## [Task directions]
Report, word for word, every line of the material that contains "梁家岔村委会".

───── Extracted material

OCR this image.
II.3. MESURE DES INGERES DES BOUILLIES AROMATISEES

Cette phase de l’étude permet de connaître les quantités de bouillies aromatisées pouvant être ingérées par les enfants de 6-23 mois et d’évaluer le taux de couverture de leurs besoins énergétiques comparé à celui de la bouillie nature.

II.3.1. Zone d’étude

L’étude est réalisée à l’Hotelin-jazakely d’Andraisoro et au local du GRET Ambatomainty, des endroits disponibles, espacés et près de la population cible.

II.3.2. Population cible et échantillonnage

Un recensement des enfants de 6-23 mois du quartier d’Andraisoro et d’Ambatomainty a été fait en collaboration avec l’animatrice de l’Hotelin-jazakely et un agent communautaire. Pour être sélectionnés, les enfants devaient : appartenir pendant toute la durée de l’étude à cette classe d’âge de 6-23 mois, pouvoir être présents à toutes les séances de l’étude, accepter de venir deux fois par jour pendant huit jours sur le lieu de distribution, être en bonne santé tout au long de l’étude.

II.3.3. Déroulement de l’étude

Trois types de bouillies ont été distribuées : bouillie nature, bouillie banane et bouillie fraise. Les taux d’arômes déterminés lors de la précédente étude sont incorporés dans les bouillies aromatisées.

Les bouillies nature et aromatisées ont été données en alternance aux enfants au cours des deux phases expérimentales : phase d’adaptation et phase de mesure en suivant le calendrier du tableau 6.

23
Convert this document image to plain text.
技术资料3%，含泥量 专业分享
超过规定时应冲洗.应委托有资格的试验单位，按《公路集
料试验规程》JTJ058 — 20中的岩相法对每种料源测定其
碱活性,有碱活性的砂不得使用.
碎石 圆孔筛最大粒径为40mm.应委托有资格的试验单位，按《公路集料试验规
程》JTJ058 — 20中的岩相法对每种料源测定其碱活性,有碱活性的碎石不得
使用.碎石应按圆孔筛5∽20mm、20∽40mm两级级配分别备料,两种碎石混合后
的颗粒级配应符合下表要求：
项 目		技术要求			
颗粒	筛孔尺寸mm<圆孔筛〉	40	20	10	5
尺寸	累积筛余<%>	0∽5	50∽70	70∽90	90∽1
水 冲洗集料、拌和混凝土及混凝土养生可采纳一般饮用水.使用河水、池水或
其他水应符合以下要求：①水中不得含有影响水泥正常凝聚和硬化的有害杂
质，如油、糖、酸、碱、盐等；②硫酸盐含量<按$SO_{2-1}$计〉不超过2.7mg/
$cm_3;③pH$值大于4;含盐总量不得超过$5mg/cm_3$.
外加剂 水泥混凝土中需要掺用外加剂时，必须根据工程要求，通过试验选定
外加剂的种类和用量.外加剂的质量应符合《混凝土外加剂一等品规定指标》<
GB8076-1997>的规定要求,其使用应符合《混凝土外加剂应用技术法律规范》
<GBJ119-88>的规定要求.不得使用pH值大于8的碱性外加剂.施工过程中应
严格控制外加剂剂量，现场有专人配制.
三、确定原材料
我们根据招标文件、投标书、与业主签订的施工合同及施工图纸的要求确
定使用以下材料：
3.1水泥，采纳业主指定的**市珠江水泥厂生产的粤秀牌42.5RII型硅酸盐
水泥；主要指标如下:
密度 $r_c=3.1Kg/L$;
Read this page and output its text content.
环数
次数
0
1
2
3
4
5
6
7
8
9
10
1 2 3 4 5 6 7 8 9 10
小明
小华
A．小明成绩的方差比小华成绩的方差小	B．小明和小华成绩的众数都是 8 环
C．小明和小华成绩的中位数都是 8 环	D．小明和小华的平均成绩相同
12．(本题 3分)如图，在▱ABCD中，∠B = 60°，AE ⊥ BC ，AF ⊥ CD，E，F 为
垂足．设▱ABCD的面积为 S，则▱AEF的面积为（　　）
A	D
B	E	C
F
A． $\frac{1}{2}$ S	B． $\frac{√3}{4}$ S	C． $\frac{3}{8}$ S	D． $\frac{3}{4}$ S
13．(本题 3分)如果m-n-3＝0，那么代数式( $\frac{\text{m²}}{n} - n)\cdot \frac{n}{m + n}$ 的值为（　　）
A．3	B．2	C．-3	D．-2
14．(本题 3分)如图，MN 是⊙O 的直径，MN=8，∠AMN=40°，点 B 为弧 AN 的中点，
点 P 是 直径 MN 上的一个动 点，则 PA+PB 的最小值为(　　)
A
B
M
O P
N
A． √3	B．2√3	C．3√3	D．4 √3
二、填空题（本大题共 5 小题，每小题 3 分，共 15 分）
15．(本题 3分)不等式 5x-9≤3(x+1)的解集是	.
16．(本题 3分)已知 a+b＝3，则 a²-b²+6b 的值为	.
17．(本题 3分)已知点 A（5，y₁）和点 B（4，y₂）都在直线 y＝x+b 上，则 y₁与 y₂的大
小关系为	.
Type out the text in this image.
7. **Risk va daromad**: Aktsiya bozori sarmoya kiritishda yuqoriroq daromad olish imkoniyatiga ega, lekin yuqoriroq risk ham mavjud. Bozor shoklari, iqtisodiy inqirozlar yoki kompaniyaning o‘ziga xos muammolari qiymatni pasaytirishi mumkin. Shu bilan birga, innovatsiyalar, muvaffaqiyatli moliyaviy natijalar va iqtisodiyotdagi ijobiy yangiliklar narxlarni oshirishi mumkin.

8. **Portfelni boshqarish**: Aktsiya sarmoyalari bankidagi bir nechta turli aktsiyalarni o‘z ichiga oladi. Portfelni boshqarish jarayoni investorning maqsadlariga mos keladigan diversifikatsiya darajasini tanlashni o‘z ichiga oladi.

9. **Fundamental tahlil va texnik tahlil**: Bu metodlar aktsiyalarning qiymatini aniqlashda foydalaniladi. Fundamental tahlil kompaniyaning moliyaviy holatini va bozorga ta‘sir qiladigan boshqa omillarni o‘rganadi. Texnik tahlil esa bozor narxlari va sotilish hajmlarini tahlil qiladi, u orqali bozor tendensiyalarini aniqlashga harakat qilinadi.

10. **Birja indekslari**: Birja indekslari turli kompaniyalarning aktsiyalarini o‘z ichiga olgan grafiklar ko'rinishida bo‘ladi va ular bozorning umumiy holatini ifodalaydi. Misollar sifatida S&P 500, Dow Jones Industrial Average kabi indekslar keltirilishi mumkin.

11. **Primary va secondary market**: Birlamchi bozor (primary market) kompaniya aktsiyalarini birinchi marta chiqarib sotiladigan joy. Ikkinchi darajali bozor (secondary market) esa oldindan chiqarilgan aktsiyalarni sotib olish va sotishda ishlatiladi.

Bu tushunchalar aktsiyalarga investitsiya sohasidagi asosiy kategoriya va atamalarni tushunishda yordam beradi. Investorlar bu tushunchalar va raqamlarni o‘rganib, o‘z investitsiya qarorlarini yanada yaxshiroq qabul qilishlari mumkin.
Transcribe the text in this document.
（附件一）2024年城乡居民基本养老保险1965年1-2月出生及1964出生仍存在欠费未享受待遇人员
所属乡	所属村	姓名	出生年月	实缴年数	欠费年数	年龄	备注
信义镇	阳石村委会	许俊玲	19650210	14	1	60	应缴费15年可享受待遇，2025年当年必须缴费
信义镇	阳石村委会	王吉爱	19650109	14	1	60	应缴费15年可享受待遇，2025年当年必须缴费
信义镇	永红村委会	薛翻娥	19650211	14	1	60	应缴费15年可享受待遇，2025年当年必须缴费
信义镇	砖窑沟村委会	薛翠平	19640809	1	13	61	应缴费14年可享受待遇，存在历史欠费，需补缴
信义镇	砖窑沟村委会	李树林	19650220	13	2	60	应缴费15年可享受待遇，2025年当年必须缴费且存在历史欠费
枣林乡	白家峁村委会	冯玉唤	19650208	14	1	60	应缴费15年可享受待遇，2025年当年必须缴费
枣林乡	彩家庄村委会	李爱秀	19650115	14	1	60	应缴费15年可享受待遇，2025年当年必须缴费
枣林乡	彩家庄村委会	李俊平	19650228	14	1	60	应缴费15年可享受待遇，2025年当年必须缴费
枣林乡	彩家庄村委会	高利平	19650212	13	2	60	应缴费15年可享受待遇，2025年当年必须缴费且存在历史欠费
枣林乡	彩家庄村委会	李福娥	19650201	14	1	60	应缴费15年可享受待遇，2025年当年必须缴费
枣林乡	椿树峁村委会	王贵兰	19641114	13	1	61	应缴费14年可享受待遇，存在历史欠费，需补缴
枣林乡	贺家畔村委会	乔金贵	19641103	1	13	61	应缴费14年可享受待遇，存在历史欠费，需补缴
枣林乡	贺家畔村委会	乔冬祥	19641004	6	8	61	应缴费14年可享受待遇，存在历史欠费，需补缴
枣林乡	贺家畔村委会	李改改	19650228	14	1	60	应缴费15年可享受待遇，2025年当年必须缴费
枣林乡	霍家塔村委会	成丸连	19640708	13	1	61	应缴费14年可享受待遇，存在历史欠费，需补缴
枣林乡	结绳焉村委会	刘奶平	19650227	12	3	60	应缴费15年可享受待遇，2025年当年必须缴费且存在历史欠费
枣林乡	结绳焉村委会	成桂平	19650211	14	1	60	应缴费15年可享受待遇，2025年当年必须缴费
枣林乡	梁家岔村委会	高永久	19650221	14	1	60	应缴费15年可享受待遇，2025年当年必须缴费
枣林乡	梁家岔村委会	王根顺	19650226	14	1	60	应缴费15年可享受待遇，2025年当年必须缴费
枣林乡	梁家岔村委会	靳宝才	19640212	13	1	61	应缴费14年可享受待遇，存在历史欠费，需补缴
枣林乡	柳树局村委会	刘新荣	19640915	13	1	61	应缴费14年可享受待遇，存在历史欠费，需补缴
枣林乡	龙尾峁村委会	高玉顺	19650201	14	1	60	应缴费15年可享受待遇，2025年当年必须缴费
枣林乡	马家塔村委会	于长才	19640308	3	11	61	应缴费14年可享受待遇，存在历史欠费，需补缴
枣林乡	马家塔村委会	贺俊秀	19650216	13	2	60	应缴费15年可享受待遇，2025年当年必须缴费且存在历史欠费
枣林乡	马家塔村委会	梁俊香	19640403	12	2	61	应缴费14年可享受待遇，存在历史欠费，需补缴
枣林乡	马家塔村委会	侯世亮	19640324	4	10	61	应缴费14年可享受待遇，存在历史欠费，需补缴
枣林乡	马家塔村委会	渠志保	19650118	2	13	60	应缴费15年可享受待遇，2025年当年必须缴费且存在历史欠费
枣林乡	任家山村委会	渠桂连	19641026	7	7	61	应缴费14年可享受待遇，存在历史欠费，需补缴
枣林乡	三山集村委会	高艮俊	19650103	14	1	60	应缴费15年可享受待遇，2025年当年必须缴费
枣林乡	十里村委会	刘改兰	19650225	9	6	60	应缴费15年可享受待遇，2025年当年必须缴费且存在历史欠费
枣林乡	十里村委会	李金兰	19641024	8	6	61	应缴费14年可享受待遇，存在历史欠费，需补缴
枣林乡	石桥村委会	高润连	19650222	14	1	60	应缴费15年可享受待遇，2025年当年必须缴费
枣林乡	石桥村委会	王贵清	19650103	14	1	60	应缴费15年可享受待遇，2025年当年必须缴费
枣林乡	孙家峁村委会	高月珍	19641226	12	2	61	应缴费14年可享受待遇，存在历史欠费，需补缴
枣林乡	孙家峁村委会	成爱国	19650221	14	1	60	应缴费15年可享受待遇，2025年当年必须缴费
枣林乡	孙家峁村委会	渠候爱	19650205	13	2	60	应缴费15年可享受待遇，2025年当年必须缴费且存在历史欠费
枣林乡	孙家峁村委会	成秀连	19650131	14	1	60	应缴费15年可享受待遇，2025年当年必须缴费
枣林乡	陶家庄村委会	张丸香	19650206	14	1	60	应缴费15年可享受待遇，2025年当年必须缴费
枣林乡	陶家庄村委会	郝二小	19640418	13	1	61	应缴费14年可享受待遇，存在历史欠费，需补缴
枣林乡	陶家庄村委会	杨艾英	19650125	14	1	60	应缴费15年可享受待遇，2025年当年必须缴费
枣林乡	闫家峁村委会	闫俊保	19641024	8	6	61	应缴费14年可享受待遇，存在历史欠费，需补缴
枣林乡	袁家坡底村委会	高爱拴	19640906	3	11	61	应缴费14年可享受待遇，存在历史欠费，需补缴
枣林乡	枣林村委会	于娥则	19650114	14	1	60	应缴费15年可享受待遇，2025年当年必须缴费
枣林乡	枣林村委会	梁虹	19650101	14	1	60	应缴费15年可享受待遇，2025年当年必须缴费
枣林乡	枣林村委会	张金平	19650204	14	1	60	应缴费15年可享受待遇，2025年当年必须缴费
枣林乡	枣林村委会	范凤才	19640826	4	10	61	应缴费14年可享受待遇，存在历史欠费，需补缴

──────────

## [The output]
枣林乡	梁家岔村委会	高永久	19650221	14	1	60	应缴费15年可享受待遇，2025年当年必须缴费
枣林乡	梁家岔村委会	王根顺	19650226	14	1	60	应缴费15年可享受待遇，2025年当年必须缴费
枣林乡	梁家岔村委会	靳宝才	19640212	13	1	61	应缴费14年可享受待遇，存在历史欠费，需补缴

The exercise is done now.